● Stated goal
Could you copy the entries between the lines holding "x-tick-label: 25 [410, 321, 423, 331]" and "y-axis-label: 10³ ΔS [190, 117, 218, 126]", inclusive, keeping them identical?

Records from a data source
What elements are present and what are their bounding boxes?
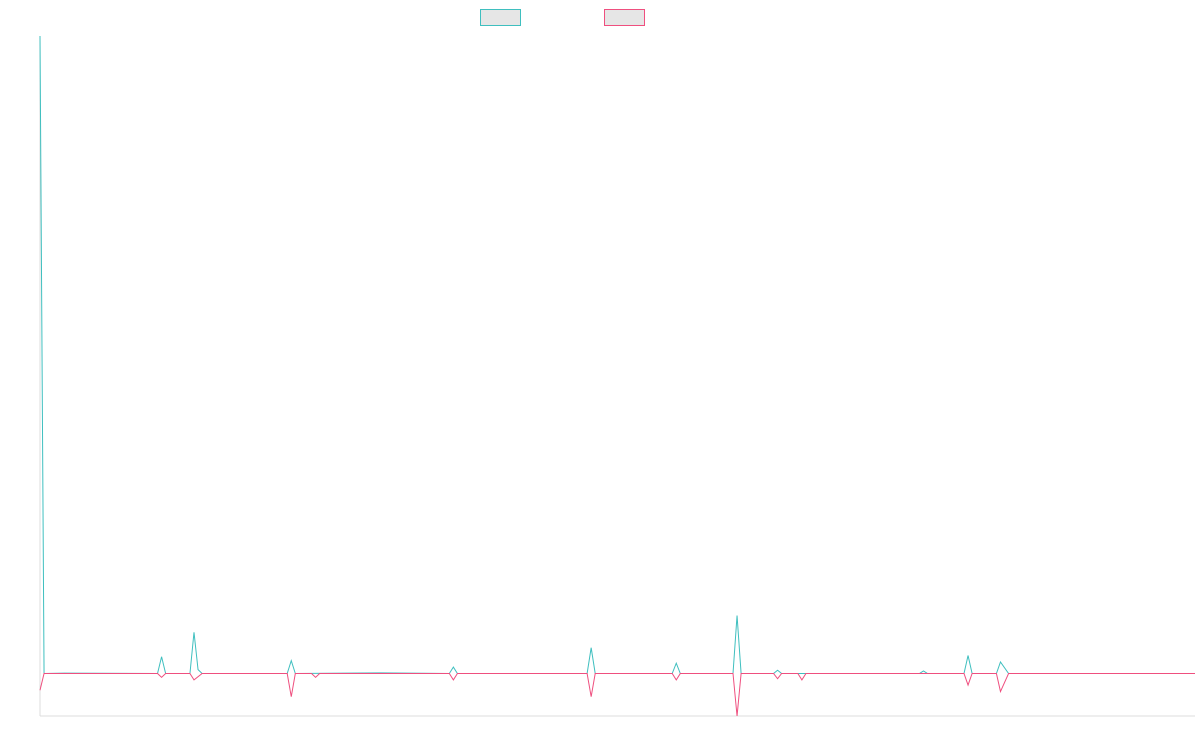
series-line-1 [39,35,1195,675]
legend-swatch-1[interactable] [480,9,521,26]
legend [480,9,645,26]
legend-swatch-2[interactable] [604,9,645,26]
series-line-2 [39,673,1195,717]
series-layer [39,35,1195,717]
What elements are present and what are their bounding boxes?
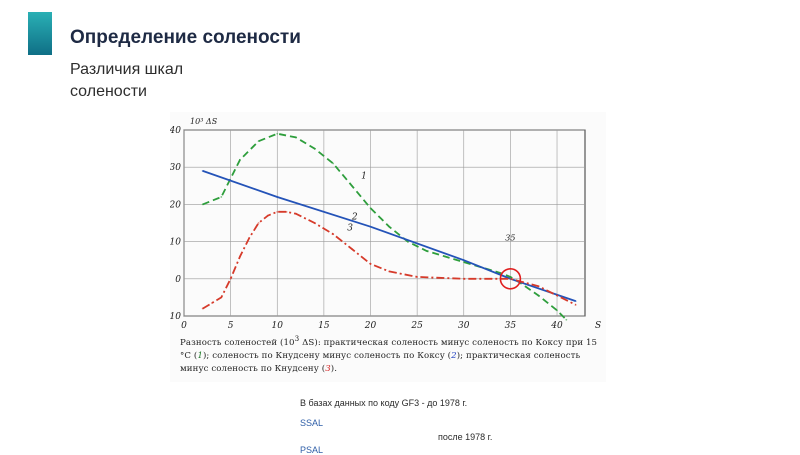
x-tick-label: 25 [410, 321, 423, 331]
data-point-3 [509, 277, 512, 280]
data-point-1 [425, 250, 428, 252]
data-point-3 [313, 222, 316, 224]
data-point-1 [201, 203, 204, 206]
data-point-1 [565, 318, 568, 321]
data-point-1 [239, 158, 241, 161]
data-point-1 [556, 309, 558, 312]
caption-series-2-ref: 2 [451, 350, 457, 361]
data-point-3 [332, 233, 335, 236]
data-point-1 [462, 261, 465, 263]
x-tick-label: 5 [228, 321, 234, 331]
x-tick-label: 35 [505, 321, 517, 331]
y-tick-label: 30 [170, 163, 181, 173]
data-point-3 [416, 276, 419, 278]
caption-part: ); соленость по Кнудсену минус соленость… [202, 350, 452, 361]
data-point-3 [201, 307, 204, 310]
y-axis-label: 10³ ΔS [190, 117, 218, 126]
note-psal-code: PSAL [300, 445, 324, 455]
x-tick-label: 20 [364, 321, 377, 331]
data-point-1 [537, 294, 540, 297]
caption-series-1-ref: 1 [197, 350, 203, 361]
data-point-1 [257, 140, 260, 143]
y-tick-label: 40 [170, 126, 181, 136]
y-tick-label: 0 [175, 275, 181, 285]
data-point-3 [229, 277, 232, 280]
data-point-1 [369, 207, 372, 210]
intersection-circle [499, 268, 522, 290]
series-line-1 [202, 132, 567, 321]
data-point-1 [220, 196, 223, 198]
data-point-1 [332, 162, 335, 165]
note-before-1978: В базах данных по коду GF3 - до 1978 г. [300, 398, 468, 408]
series-label-1: 1 [361, 171, 367, 181]
data-point-3 [369, 263, 372, 265]
y-tick-label: 20 [170, 200, 181, 210]
x-axis-label: S [595, 321, 601, 331]
series-label-3: 3 [347, 223, 353, 233]
data-point-3 [239, 255, 241, 258]
series-line-3 [202, 210, 577, 310]
x-tick-label: 30 [458, 321, 470, 331]
data-point-3 [267, 214, 269, 217]
data-point-2 [462, 259, 465, 262]
data-point-3 [285, 210, 288, 213]
data-point-2 [574, 300, 577, 303]
data-point-1 [509, 276, 512, 278]
data-point-3 [295, 212, 297, 215]
data-point-2 [201, 170, 204, 172]
plot-frame [183, 129, 586, 317]
x-tick-label: 0 [181, 321, 187, 331]
caption-part: Разность соленостей (10 [180, 337, 295, 348]
series-label-2: 2 [351, 212, 358, 222]
y-tick-label: 10 [170, 238, 181, 248]
data-point-3 [248, 236, 251, 239]
y-tick-label: -10 [170, 312, 181, 322]
data-point-1 [313, 147, 316, 150]
accent-bar [28, 12, 52, 55]
data-point-3 [257, 222, 260, 224]
caption-part: ΔS): практическая соленость минус солено… [180, 337, 598, 361]
caption-part: ). [330, 363, 338, 374]
data-point-3 [537, 285, 540, 288]
annotation-label: 35 [505, 234, 515, 243]
data-point-3 [574, 303, 577, 306]
data-point-3 [211, 302, 213, 304]
page-subtitle: Различия шкал солености [70, 61, 184, 100]
data-point-3 [388, 270, 391, 273]
figure-caption: Разность соленостей (103 ΔS): практическ… [180, 332, 602, 376]
data-point-3 [490, 277, 493, 280]
data-point-3 [276, 210, 279, 213]
data-point-3 [220, 296, 223, 299]
caption-part: 3 [294, 334, 300, 343]
data-point-1 [350, 184, 353, 187]
x-tick-label: 40 [550, 321, 563, 331]
data-point-1 [295, 136, 297, 139]
data-point-3 [462, 277, 465, 280]
data-point-2 [369, 225, 372, 228]
data-point-3 [350, 248, 353, 250]
caption-series-3-ref: 3 [325, 363, 331, 374]
data-point-1 [388, 225, 391, 228]
data-point-1 [276, 132, 279, 135]
page-title: Определение солености [70, 27, 301, 48]
caption-part: ); практическая соленость минус соленост… [180, 350, 581, 374]
data-point-1 [444, 255, 447, 258]
data-point-2 [276, 196, 279, 198]
x-tick-label: 15 [318, 321, 330, 331]
x-tick-label: 10 [272, 321, 284, 331]
note-ssal-code: SSAL [300, 418, 324, 428]
note-after-1978: после 1978 г. [438, 432, 493, 442]
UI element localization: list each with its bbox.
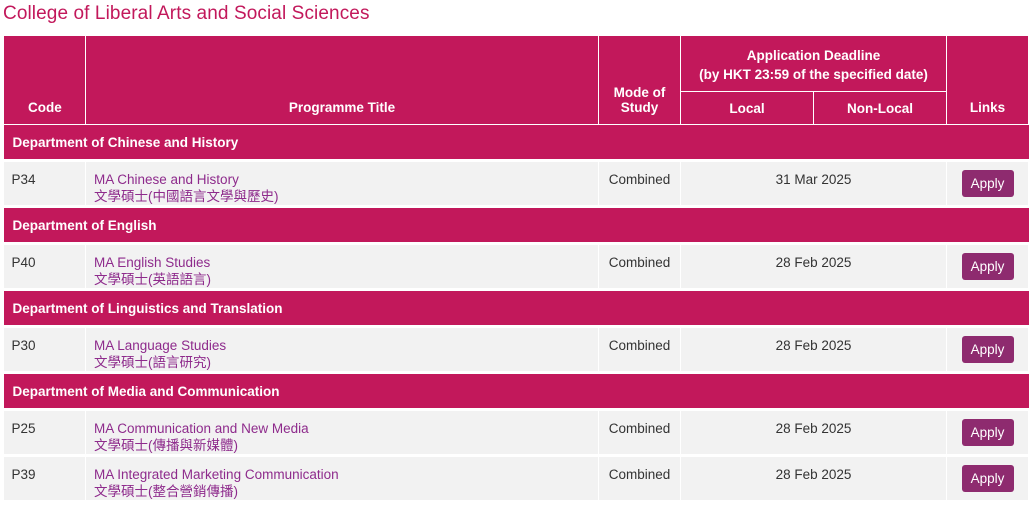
header-mode-of-study: Mode of Study: [598, 35, 681, 125]
apply-button[interactable]: Apply: [961, 336, 1014, 363]
application-deadline: 28 Feb 2025: [680, 409, 948, 457]
table-header: Code Programme Title Mode of Study Appli…: [3, 35, 1030, 125]
department-name: Department of Linguistics and Translatio…: [3, 289, 1029, 328]
programme-title-cell: MA Chinese and History 文學碩士(中國語言文學與歷史): [85, 160, 599, 208]
programmes-table: Code Programme Title Mode of Study Appli…: [3, 35, 1030, 503]
apply-button[interactable]: Apply: [961, 465, 1014, 492]
links-cell: Apply: [946, 455, 1030, 503]
department-row: Department of English: [3, 206, 1029, 245]
mode-of-study: Combined: [598, 160, 681, 208]
programme-title-link[interactable]: MA Language Studies: [94, 338, 227, 353]
programme-code: P39: [3, 455, 86, 503]
programme-code: P30: [3, 326, 86, 374]
page-title: College of Liberal Arts and Social Scien…: [3, 3, 370, 24]
programme-title-chinese[interactable]: 文學碩士(傳播與新媒體): [94, 438, 238, 453]
apply-button[interactable]: Apply: [961, 170, 1014, 197]
header-programme-title: Programme Title: [85, 35, 599, 125]
header-code: Code: [3, 35, 86, 125]
programme-code: P34: [3, 160, 86, 208]
links-cell: Apply: [946, 160, 1030, 208]
header-non-local: Non-Local: [812, 91, 948, 125]
programme-code: P40: [3, 243, 86, 291]
programme-title-chinese[interactable]: 文學碩士(語言研究): [94, 355, 211, 370]
department-row: Department of Media and Communication: [3, 372, 1029, 411]
mode-of-study: Combined: [598, 326, 681, 374]
application-deadline: 28 Feb 2025: [680, 326, 948, 374]
programme-title-cell: MA Communication and New Media 文學碩士(傳播與新媒…: [85, 409, 599, 457]
programme-title-link[interactable]: MA Integrated Marketing Communication: [94, 467, 339, 482]
table-body: Department of Chinese and History P34 MA C…: [3, 124, 1030, 503]
programme-row: P39 MA Integrated Marketing Communication…: [3, 455, 1030, 503]
programme-title-cell: MA English Studies 文學碩士(英語語言): [85, 243, 599, 291]
programme-title-chinese[interactable]: 文學碩士(英語語言): [94, 272, 211, 287]
mode-of-study: Combined: [598, 455, 681, 503]
application-deadline: 28 Feb 2025: [680, 455, 948, 503]
programme-title-cell: MA Integrated Marketing Communication 文學碩…: [85, 455, 599, 503]
programme-title-link[interactable]: MA Chinese and History: [94, 172, 239, 187]
header-application-deadline: Application Deadline (by HKT 23:59 of th…: [679, 35, 948, 92]
programme-title-chinese[interactable]: 文學碩士(整合營銷傳播): [94, 484, 238, 499]
application-deadline: 31 Mar 2025: [680, 160, 948, 208]
programme-title-chinese[interactable]: 文學碩士(中國語言文學與歷史): [94, 189, 279, 204]
department-name: Department of Chinese and History: [3, 124, 1029, 162]
programme-row: P25 MA Communication and New Media 文學碩士(傳播…: [3, 409, 1030, 457]
header-local: Local: [680, 91, 814, 125]
department-row: Department of Linguistics and Translatio…: [3, 289, 1029, 328]
programme-title-cell: MA Language Studies 文學碩士(語言研究): [85, 326, 599, 374]
mode-of-study: Combined: [598, 409, 681, 457]
links-cell: Apply: [946, 243, 1030, 291]
programme-title-link[interactable]: MA Communication and New Media: [94, 421, 309, 436]
programme-title-link[interactable]: MA English Studies: [94, 255, 211, 270]
links-cell: Apply: [946, 409, 1030, 457]
links-cell: Apply: [946, 326, 1030, 374]
programme-row: P34 MA Chinese and History 文學碩士(中國語言文學與歷史)…: [3, 160, 1030, 208]
apply-button[interactable]: Apply: [961, 253, 1014, 280]
header-deadline-note: (by HKT 23:59 of the specified date): [699, 67, 928, 82]
department-name: Department of Media and Communication: [3, 372, 1029, 411]
header-links: Links: [946, 35, 1030, 125]
department-name: Department of English: [3, 206, 1029, 245]
programme-code: P25: [3, 409, 86, 457]
mode-of-study: Combined: [598, 243, 681, 291]
application-deadline: 28 Feb 2025: [680, 243, 948, 291]
department-row: Department of Chinese and History: [3, 124, 1029, 162]
header-deadline-title: Application Deadline: [746, 48, 881, 63]
programme-row: P40 MA English Studies 文學碩士(英語語言) Combined 2…: [3, 243, 1030, 291]
apply-button[interactable]: Apply: [961, 419, 1014, 446]
programme-row: P30 MA Language Studies 文學碩士(語言研究) Combined…: [3, 326, 1030, 374]
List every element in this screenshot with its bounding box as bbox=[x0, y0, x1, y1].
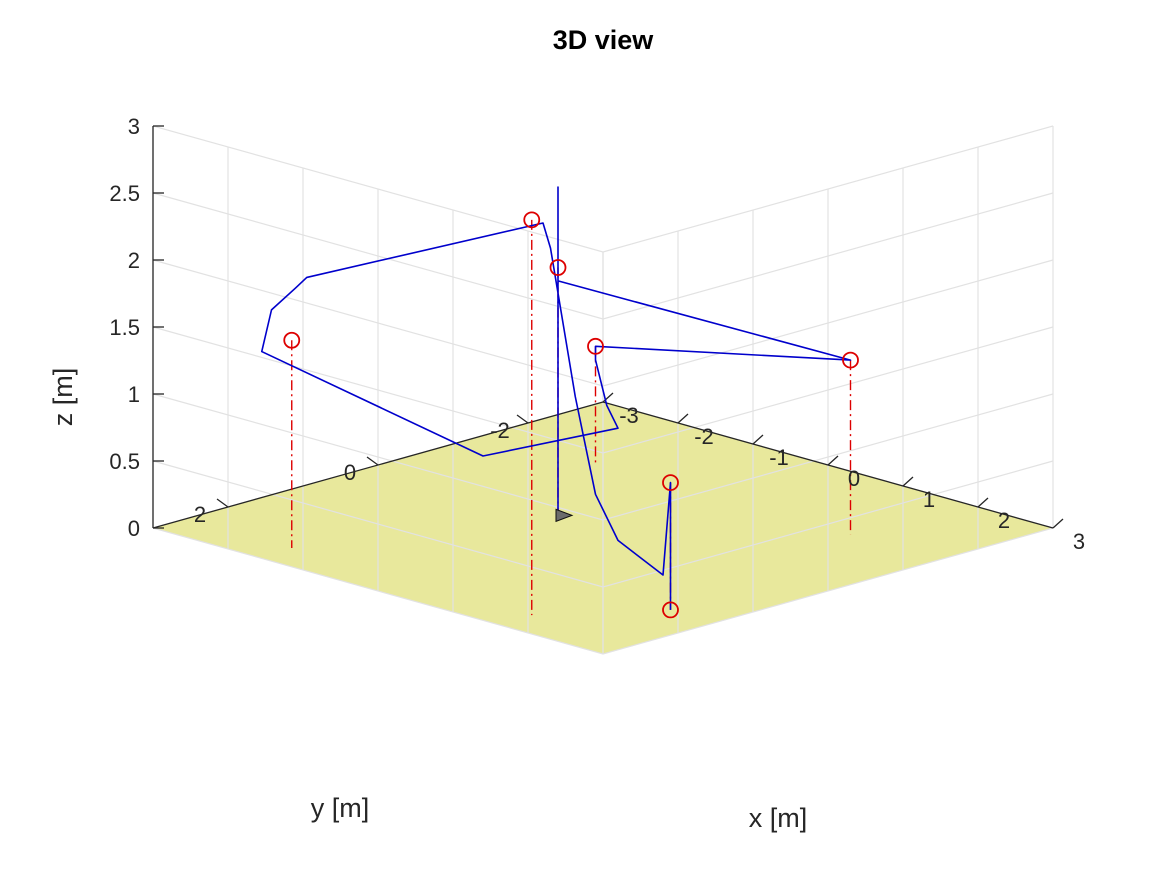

● Written response
x-tick-label: 25 [410, 321, 423, 331]
data-point-3 [509, 277, 512, 280]
data-point-1 [425, 250, 428, 252]
data-point-3 [313, 222, 316, 224]
data-point-1 [201, 203, 204, 206]
data-point-1 [565, 318, 568, 321]
data-point-1 [239, 158, 241, 161]
data-point-1 [556, 309, 558, 312]
caption-series-2-ref: 2 [451, 350, 457, 361]
data-point-3 [332, 233, 335, 236]
data-point-1 [462, 261, 465, 263]
x-tick-label: 5 [228, 321, 234, 331]
x-tick-label: 35 [505, 321, 517, 331]
y-tick-label: 30 [170, 163, 181, 173]
data-point-3 [416, 276, 419, 278]
caption-part: ); соленость по Кнудсену минус соленость… [202, 350, 452, 361]
data-point-3 [201, 307, 204, 310]
y-axis-label: 10³ ΔS [190, 117, 218, 126]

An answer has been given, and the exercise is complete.